■ INSTRUCTIONS TO FOLLOW
Make an exact copy of the listing below.
==========
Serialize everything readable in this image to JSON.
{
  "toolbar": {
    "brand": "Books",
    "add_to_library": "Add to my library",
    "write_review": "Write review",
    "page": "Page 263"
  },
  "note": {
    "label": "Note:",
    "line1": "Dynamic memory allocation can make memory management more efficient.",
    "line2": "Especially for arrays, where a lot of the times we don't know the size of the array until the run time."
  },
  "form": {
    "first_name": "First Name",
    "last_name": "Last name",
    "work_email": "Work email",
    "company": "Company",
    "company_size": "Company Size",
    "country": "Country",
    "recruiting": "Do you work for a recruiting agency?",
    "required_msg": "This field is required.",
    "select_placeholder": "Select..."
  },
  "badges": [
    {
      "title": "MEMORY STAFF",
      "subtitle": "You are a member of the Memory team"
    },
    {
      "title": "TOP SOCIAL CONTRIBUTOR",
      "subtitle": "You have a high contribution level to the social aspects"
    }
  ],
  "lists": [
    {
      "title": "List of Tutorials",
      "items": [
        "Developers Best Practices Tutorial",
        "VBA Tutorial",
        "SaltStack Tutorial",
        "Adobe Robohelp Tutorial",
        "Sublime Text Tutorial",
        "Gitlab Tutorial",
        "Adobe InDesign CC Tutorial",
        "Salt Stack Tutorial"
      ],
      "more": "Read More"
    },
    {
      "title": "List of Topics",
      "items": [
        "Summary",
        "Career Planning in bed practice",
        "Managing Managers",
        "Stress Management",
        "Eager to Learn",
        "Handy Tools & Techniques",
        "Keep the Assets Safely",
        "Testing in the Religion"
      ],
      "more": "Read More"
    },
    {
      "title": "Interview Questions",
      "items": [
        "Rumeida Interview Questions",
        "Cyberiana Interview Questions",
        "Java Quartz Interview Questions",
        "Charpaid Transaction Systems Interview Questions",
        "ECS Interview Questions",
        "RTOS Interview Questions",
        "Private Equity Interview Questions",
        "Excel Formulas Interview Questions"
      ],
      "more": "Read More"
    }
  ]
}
==========
■ THE OUTPUT
Serialize everything readable in this image to JSON.
{
  "toolbar": {
    "brand": "Books",
    "add_to_library": "Add to my library",
    "write_review": "Write review",
    "page": "Page 263"
  },
  "note": {
    "label": "Note:",
    "line1": "Dynamic memory allocation can make memory management more efficient.",
    "line2": "Especially for arrays, where a lot of the times we don't know the size of the array until the run time."
  },
  "form": {
    "first_name": "First Name",
    "last_name": "Last name",
    "work_email": "Work email",
    "company": "Company",
    "company_size": "Company Size",
    "country": "Country",
    "recruiting": "Do you work for a recruiting agency?",
    "required_msg": "This field is required.",
    "select_placeholder": "Select..."
  },
  "badges": [
    {
      "title": "MEMORY STAFF",
      "subtitle": "You are a member of the Memory team"
    },
    {
      "title": "TOP SOCIAL CONTRIBUTOR",
      "subtitle": "You have a high contribution level to the social aspects"
    }
  ],
  "lists": [
    {
      "title": "List of Tutorials",
      "items": [
        "Developers Best Practices Tutorial",
        "VBA Tutorial",
        "SaltStack Tutorial",
        "Adobe Robohelp Tutorial",
        "Sublime Text Tutorial",
        "Gitlab Tutorial",
        "Adobe InDesign CC Tutorial",
        "Salt Stack Tutorial"
      ],
      "more": "Read More"
    },
    {
      "title": "List of Topics",
      "items": [
        "Summary",
        "Career Planning in bed practice",
        "Managing Managers",
        "Stress Management",
        "Eager to Learn",
        "Handy Tools & Techniques",
        "Keep the Assets Safely",
        "Testing in the Religion"
      ],
      "more": "Read More"
    },
    {
      "title": "Interview Questions",
      "items": [
        "Rumeida Interview Questions",
        "Cyberiana Interview Questions",
        "Java Quartz Interview Questions",
        "Charpaid Transaction Systems Interview Questions",
        "ECS Interview Questions",
        "RTOS Interview Questions",
        "Private Equity Interview Questions",
        "Excel Formulas Interview Questions"
      ],
      "more": "Read More"
    }
  ]
}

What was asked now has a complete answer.